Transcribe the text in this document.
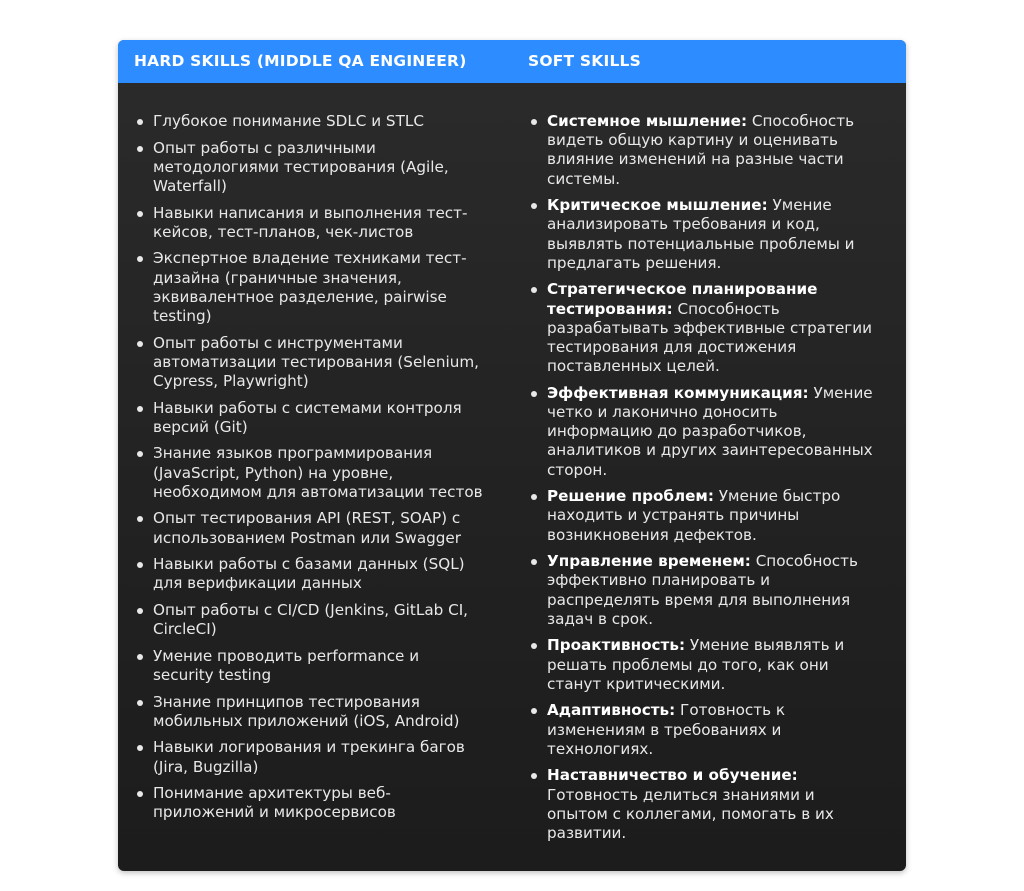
HARD SKILLS (MIDDLE QA ENGINEER)	SOFT SKILLS
Глубокое понимание SDLC и STLC
Опыт работы с различными методологиями тестирования (Agile, Waterfall)
Навыки написания и выполнения тест-кейсов, тест-планов, чек-листов
Экспертное владение техниками тест-дизайна (граничные значения, эквивалентное разделение, pairwise testing)
Опыт работы с инструментами автоматизации тестирования (Selenium, Cypress, Playwright)
Навыки работы с системами контроля версий (Git)
Знание языков программирования (JavaScript, Python) на уровне, необходимом для автоматизации тестов
Опыт тестирования API (REST, SOAP) с использованием Postman или Swagger
Навыки работы с базами данных (SQL) для верификации данных
Опыт работы с CI/CD (Jenkins, GitLab CI, CircleCI)
Умение проводить performance и security testing
Знание принципов тестирования мобильных приложений (iOS, Android)
Навыки логирования и трекинга багов (Jira, Bugzilla)
Понимание архитектуры веб-приложений и микросервисов
Системное мышление: Способность видеть общую картину и оценивать влияние изменений на разные части системы.
Критическое мышление: Умение анализировать требования и код, выявлять потенциальные проблемы и предлагать решения.
Стратегическое планирование тестирования: Способность разрабатывать эффективные стратегии тестирования для достижения поставленных целей.
Эффективная коммуникация: Умение четко и лаконично доносить информацию до разработчиков, аналитиков и других заинтересованных сторон.
Решение проблем: Умение быстро находить и устранять причины возникновения дефектов.
Управление временем: Способность эффективно планировать и распределять время для выполнения задач в срок.
Проактивность: Умение выявлять и решать проблемы до того, как они станут критическими.
Адаптивность: Готовность к изменениям в требованиях и технологиях.
Наставничество и обучение: Готовность делиться знаниями и опытом с коллегами, помогать в их развитии.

☆ ☆ ☆ ☆ ☆ ☆ ☆

### Given request:
From the entries above, list each line with "Умение" in it.

### Reply:
Умение проводить performance и security testing
Критическое мышление: Умение анализировать требования и код, выявлять потенциальные проблемы и предлагать решения.
Эффективная коммуникация: Умение четко и лаконично доносить информацию до разработчиков, аналитиков и других заинтересованных сторон.
Решение проблем: Умение быстро находить и устранять причины возникновения дефектов.
Проактивность: Умение выявлять и решать проблемы до того, как они станут критическими.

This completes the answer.